### Set problem
Write out each entry again. Keep every word exactly as it is.

(Part of a data file)
● ● ● ●

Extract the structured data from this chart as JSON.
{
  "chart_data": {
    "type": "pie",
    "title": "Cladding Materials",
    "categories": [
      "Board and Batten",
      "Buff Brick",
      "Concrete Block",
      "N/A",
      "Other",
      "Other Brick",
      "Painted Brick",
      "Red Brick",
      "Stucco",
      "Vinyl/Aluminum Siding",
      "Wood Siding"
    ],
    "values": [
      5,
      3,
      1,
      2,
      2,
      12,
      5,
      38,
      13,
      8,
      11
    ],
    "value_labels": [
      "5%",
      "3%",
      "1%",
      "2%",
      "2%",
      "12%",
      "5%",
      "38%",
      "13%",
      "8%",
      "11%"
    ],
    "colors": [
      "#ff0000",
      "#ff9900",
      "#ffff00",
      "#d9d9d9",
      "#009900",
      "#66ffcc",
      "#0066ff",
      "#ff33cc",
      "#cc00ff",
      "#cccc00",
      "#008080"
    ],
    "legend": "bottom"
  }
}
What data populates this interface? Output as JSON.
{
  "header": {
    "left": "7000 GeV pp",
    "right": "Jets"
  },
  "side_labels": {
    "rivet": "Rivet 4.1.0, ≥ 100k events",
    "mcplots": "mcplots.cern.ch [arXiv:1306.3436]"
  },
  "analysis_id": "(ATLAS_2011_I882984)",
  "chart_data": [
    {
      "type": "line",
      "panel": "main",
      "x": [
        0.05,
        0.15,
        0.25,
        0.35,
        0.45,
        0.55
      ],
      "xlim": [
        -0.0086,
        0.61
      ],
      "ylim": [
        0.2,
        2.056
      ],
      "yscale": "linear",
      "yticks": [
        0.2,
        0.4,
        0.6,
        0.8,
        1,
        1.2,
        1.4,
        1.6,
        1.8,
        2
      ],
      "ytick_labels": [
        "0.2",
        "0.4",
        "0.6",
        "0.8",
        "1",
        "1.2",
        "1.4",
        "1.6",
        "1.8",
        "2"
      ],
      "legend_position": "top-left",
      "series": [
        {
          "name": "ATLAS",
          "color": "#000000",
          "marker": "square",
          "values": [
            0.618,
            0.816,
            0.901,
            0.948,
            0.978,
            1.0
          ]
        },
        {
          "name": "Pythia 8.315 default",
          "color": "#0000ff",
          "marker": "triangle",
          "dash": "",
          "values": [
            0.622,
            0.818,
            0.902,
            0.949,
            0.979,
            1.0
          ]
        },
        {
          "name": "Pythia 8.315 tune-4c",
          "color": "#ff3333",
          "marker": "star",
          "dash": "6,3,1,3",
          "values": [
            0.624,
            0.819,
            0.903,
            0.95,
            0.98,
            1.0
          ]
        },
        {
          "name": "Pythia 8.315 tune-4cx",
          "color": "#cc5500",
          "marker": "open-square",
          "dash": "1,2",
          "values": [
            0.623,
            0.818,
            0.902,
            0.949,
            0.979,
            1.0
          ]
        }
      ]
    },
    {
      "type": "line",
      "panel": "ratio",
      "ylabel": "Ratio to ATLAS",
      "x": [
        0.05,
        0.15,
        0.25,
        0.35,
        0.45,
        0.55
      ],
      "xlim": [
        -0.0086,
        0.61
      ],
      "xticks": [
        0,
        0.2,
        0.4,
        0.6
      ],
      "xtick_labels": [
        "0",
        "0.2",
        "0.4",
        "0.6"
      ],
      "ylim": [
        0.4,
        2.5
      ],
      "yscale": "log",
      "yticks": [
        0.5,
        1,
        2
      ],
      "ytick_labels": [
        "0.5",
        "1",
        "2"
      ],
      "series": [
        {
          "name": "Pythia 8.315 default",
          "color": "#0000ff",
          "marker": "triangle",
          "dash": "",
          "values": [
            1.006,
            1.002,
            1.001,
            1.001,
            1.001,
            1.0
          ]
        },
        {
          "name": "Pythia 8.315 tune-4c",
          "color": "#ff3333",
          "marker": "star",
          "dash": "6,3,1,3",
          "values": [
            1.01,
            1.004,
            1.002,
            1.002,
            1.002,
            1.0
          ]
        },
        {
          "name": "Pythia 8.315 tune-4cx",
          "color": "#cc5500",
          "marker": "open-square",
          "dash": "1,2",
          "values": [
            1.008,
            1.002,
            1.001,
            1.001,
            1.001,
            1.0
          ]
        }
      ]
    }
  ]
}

● ● ● ●

### Exercise answer
Extract the structured data from this chart as JSON.
{
  "chart_data": {
    "type": "pie",
    "title": "Cladding Materials",
    "categories": [
      "Board and Batten",
      "Buff Brick",
      "Concrete Block",
      "N/A",
      "Other",
      "Other Brick",
      "Painted Brick",
      "Red Brick",
      "Stucco",
      "Vinyl/Aluminum Siding",
      "Wood Siding"
    ],
    "values": [
      5,
      3,
      1,
      2,
      2,
      12,
      5,
      38,
      13,
      8,
      11
    ],
    "value_labels": [
      "5%",
      "3%",
      "1%",
      "2%",
      "2%",
      "12%",
      "5%",
      "38%",
      "13%",
      "8%",
      "11%"
    ],
    "colors": [
      "#ff0000",
      "#ff9900",
      "#ffff00",
      "#d9d9d9",
      "#009900",
      "#66ffcc",
      "#0066ff",
      "#ff33cc",
      "#cc00ff",
      "#cccc00",
      "#008080"
    ],
    "legend": "bottom"
  }
}
What data populates this interface? Output as JSON.
{
  "header": {
    "left": "7000 GeV pp",
    "right": "Jets"
  },
  "side_labels": {
    "rivet": "Rivet 4.1.0, ≥ 100k events",
    "mcplots": "mcplots.cern.ch [arXiv:1306.3436]"
  },
  "analysis_id": "(ATLAS_2011_I882984)",
  "chart_data": [
    {
      "type": "line",
      "panel": "main",
      "x": [
        0.05,
        0.15,
        0.25,
        0.35,
        0.45,
        0.55
      ],
      "xlim": [
        -0.0086,
        0.61
      ],
      "ylim": [
        0.2,
        2.056
      ],
      "yscale": "linear",
      "yticks": [
        0.2,
        0.4,
        0.6,
        0.8,
        1,
        1.2,
        1.4,
        1.6,
        1.8,
        2
      ],
      "ytick_labels": [
        "0.2",
        "0.4",
        "0.6",
        "0.8",
        "1",
        "1.2",
        "1.4",
        "1.6",
        "1.8",
        "2"
      ],
      "legend_position": "top-left",
      "series": [
        {
          "name": "ATLAS",
          "color": "#000000",
          "marker": "square",
          "values": [
            0.618,
            0.816,
            0.901,
            0.948,
            0.978,
            1.0
          ]
        },
        {
          "name": "Pythia 8.315 default",
          "color": "#0000ff",
          "marker": "triangle",
          "dash": "",
          "values": [
            0.622,
            0.818,
            0.902,
            0.949,
            0.979,
            1.0
          ]
        },
        {
          "name": "Pythia 8.315 tune-4c",
          "color": "#ff3333",
          "marker": "star",
          "dash": "6,3,1,3",
          "values": [
            0.624,
            0.819,
            0.903,
            0.95,
            0.98,
            1.0
          ]
        },
        {
          "name": "Pythia 8.315 tune-4cx",
          "color": "#cc5500",
          "marker": "open-square",
          "dash": "1,2",
          "values": [
            0.623,
            0.818,
            0.902,
            0.949,
            0.979,
            1.0
          ]
        }
      ]
    },
    {
      "type": "line",
      "panel": "ratio",
      "ylabel": "Ratio to ATLAS",
      "x": [
        0.05,
        0.15,
        0.25,
        0.35,
        0.45,
        0.55
      ],
      "xlim": [
        -0.0086,
        0.61
      ],
      "xticks": [
        0,
        0.2,
        0.4,
        0.6
      ],
      "xtick_labels": [
        "0",
        "0.2",
        "0.4",
        "0.6"
      ],
      "ylim": [
        0.4,
        2.5
      ],
      "yscale": "log",
      "yticks": [
        0.5,
        1,
        2
      ],
      "ytick_labels": [
        "0.5",
        "1",
        "2"
      ],
      "series": [
        {
          "name": "Pythia 8.315 default",
          "color": "#0000ff",
          "marker": "triangle",
          "dash": "",
          "values": [
            1.006,
            1.002,
            1.001,
            1.001,
            1.001,
            1.0
          ]
        },
        {
          "name": "Pythia 8.315 tune-4c",
          "color": "#ff3333",
          "marker": "star",
          "dash": "6,3,1,3",
          "values": [
            1.01,
            1.004,
            1.002,
            1.002,
            1.002,
            1.0
          ]
        },
        {
          "name": "Pythia 8.315 tune-4cx",
          "color": "#cc5500",
          "marker": "open-square",
          "dash": "1,2",
          "values": [
            1.008,
            1.002,
            1.001,
            1.001,
            1.001,
            1.0
          ]
        }
      ]
    }
  ]
}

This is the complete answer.